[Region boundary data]
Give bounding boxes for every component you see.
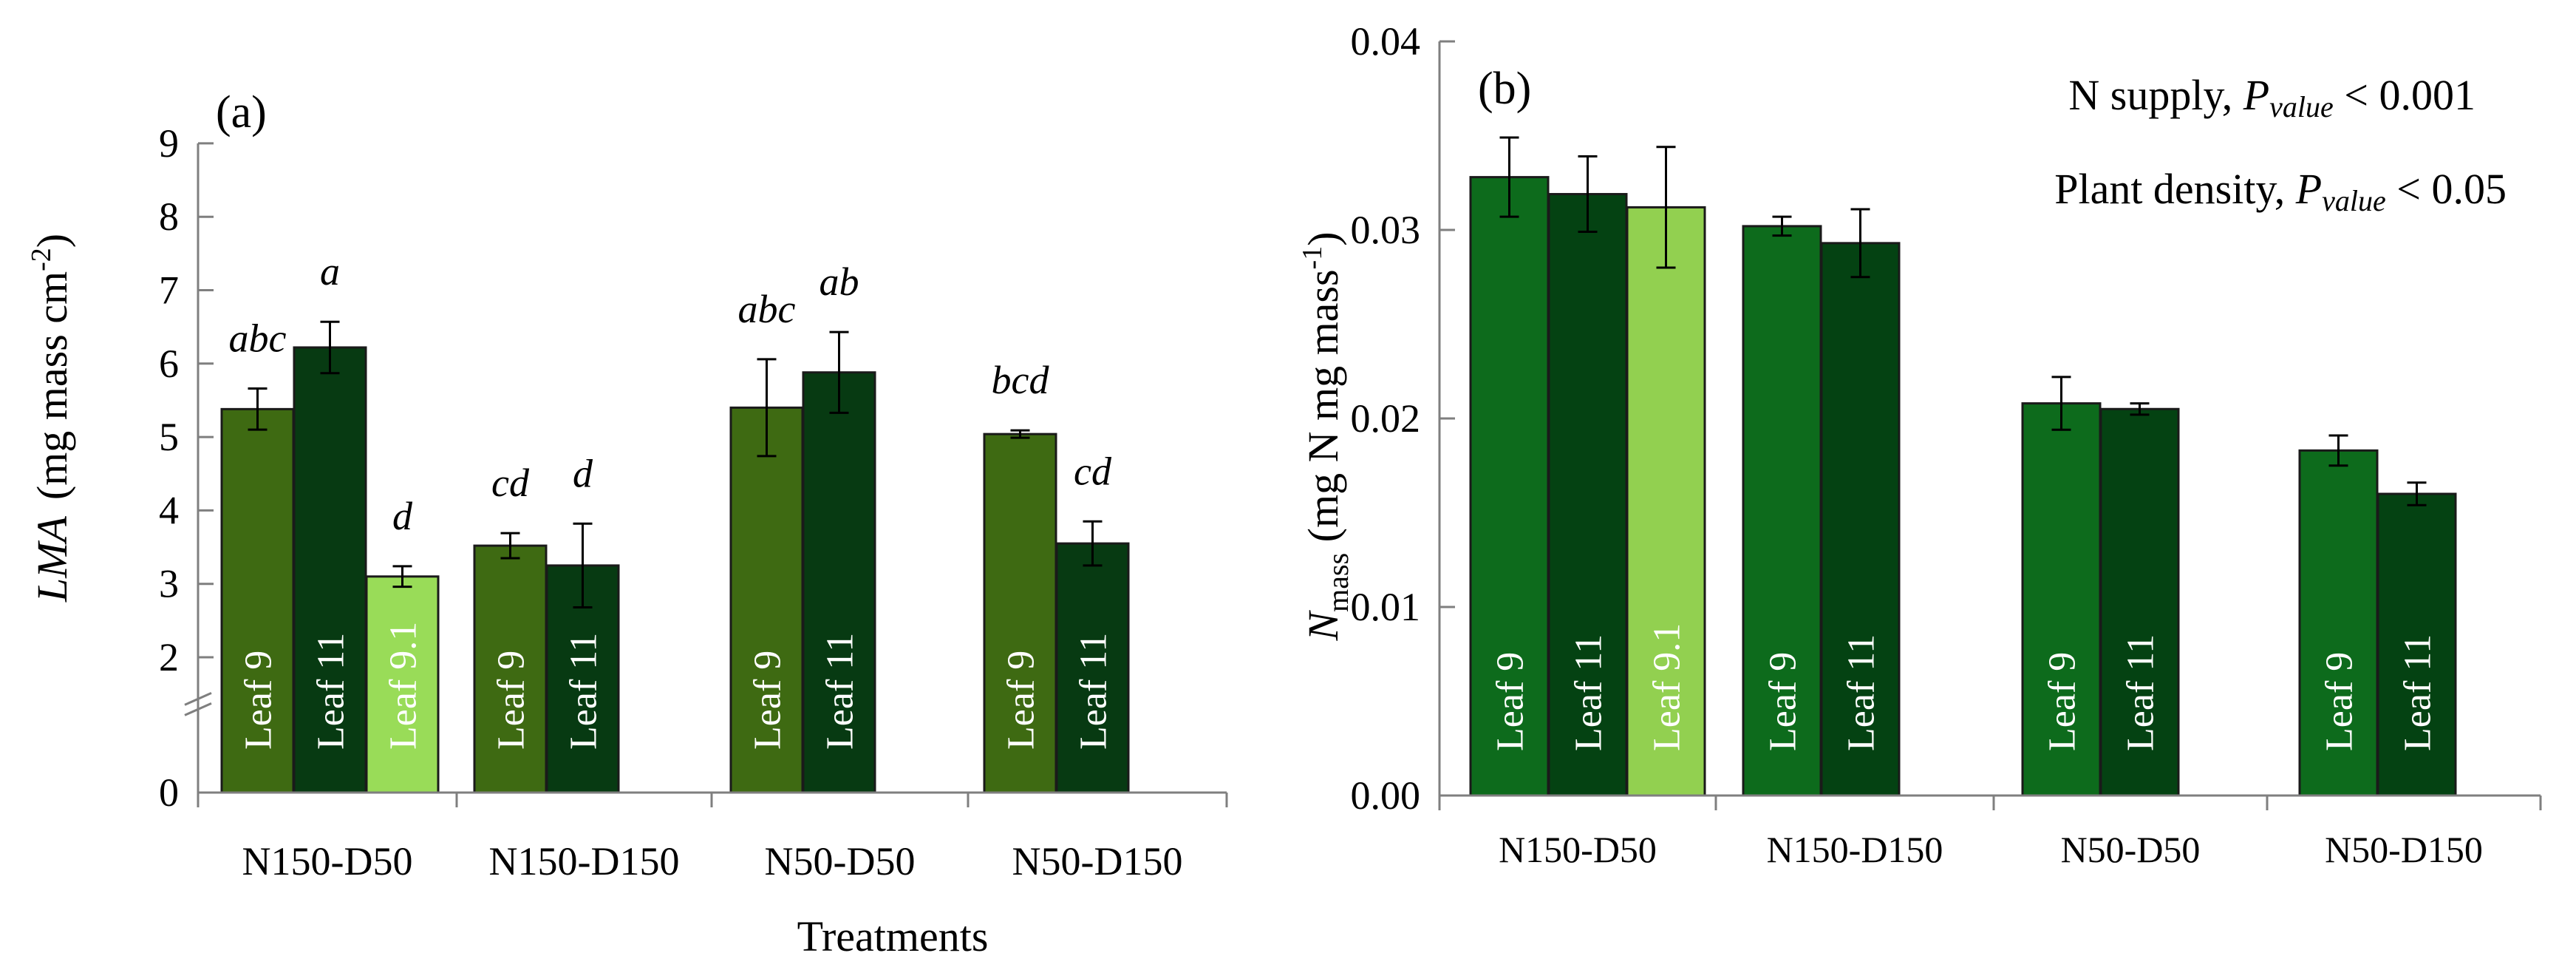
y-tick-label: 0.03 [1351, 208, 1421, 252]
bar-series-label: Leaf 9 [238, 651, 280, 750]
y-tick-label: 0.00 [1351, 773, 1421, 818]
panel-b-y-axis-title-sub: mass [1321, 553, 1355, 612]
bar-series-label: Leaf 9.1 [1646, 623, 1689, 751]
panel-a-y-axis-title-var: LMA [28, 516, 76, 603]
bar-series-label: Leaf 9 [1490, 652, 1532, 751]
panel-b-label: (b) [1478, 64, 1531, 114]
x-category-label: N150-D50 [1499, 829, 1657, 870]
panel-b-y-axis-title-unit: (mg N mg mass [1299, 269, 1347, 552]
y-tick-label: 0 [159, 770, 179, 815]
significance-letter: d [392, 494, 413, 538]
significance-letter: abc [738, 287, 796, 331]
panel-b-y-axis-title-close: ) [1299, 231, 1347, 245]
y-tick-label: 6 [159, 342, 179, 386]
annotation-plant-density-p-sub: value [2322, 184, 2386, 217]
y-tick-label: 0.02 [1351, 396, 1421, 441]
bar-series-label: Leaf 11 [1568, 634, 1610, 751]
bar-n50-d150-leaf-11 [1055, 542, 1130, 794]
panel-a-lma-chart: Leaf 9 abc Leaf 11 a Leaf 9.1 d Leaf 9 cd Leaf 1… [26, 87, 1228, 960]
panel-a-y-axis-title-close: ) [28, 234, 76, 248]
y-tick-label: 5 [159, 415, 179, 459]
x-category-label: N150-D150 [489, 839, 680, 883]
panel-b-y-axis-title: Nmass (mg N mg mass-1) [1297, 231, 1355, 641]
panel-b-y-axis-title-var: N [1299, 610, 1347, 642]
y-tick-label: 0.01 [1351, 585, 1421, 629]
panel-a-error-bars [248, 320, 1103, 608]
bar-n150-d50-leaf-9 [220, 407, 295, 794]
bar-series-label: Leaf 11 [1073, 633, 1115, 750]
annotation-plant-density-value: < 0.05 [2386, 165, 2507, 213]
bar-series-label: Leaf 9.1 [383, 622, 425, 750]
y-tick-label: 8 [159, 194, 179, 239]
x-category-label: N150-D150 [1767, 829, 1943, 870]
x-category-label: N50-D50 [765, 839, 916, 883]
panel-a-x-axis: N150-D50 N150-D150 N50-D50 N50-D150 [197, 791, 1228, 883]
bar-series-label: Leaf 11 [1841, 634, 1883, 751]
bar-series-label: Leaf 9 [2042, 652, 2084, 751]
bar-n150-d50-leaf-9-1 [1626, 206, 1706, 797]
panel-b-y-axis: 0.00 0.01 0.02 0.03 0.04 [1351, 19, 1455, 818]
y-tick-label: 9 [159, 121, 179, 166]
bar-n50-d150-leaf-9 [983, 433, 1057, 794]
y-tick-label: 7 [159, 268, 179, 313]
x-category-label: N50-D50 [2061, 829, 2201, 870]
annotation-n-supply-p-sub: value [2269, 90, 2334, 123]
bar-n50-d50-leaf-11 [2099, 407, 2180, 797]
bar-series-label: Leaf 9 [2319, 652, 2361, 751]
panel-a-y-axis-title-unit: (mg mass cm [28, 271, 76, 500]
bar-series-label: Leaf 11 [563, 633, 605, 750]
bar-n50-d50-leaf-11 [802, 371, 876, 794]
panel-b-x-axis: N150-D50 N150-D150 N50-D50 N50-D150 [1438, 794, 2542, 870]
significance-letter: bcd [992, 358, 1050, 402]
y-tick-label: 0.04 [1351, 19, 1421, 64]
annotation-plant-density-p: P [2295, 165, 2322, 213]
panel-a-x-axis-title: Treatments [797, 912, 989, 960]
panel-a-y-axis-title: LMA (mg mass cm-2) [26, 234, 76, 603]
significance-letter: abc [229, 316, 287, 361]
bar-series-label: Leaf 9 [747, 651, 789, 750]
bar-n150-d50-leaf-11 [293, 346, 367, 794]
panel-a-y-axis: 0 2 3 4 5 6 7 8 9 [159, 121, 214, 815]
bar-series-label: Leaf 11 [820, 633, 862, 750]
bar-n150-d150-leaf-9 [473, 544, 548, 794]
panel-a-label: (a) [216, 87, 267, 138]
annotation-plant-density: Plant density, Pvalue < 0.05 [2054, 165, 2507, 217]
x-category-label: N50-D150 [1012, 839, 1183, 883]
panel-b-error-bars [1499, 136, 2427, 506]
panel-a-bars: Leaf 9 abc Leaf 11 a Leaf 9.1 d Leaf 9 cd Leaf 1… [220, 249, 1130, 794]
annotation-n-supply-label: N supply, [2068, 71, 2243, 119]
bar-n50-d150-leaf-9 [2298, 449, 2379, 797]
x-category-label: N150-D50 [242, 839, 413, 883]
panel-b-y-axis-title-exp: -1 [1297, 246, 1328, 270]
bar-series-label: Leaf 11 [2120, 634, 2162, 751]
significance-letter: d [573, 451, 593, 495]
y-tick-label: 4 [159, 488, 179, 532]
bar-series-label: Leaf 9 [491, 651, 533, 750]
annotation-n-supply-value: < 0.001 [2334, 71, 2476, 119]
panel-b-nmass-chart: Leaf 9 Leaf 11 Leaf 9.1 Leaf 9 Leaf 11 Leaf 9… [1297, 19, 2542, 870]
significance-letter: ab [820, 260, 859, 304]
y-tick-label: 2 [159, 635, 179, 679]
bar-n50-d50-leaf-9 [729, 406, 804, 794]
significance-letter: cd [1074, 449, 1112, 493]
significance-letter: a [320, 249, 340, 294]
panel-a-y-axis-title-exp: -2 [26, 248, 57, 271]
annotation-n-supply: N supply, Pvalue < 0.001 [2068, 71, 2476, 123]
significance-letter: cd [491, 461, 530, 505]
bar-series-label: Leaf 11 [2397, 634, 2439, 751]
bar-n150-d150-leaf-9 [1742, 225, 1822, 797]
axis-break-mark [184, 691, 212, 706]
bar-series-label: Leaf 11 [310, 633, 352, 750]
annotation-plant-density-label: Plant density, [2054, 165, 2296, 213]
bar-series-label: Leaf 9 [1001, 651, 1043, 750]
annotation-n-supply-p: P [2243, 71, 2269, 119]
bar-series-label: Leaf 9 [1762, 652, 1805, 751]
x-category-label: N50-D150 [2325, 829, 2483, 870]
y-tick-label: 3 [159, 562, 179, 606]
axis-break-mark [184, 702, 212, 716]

---

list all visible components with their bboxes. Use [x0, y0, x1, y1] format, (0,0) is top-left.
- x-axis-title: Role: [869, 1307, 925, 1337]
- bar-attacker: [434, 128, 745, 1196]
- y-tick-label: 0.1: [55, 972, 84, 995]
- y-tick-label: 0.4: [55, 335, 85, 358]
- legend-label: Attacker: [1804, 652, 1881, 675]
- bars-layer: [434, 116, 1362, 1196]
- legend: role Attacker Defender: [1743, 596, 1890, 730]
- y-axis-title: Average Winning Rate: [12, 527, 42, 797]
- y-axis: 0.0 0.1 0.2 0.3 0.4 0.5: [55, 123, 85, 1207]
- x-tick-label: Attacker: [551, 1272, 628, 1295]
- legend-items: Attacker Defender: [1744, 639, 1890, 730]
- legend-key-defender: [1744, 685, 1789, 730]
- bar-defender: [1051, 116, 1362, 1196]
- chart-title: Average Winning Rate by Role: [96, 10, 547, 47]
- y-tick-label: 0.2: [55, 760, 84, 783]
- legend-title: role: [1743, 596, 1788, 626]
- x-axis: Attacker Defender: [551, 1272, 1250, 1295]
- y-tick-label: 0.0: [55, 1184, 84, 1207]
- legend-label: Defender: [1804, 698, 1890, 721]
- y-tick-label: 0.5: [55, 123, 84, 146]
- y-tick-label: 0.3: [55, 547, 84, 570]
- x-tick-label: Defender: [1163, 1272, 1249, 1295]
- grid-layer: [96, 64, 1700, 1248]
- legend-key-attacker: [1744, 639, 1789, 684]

◆ Your goal:
List every line above that contains the string "legend", matching its case exactly so that uppercase and lowercase letters are treated as different.

◆ The output:
- legend-label: Attacker: [1804, 652, 1881, 675]
- legend: role Attacker Defender: [1743, 596, 1890, 730]
- legend-items: Attacker Defender: [1744, 639, 1890, 730]
- legend-key-defender: [1744, 685, 1789, 730]
- legend-title: role: [1743, 596, 1788, 626]
- legend-label: Defender: [1804, 698, 1890, 721]
- legend-key-attacker: [1744, 639, 1789, 684]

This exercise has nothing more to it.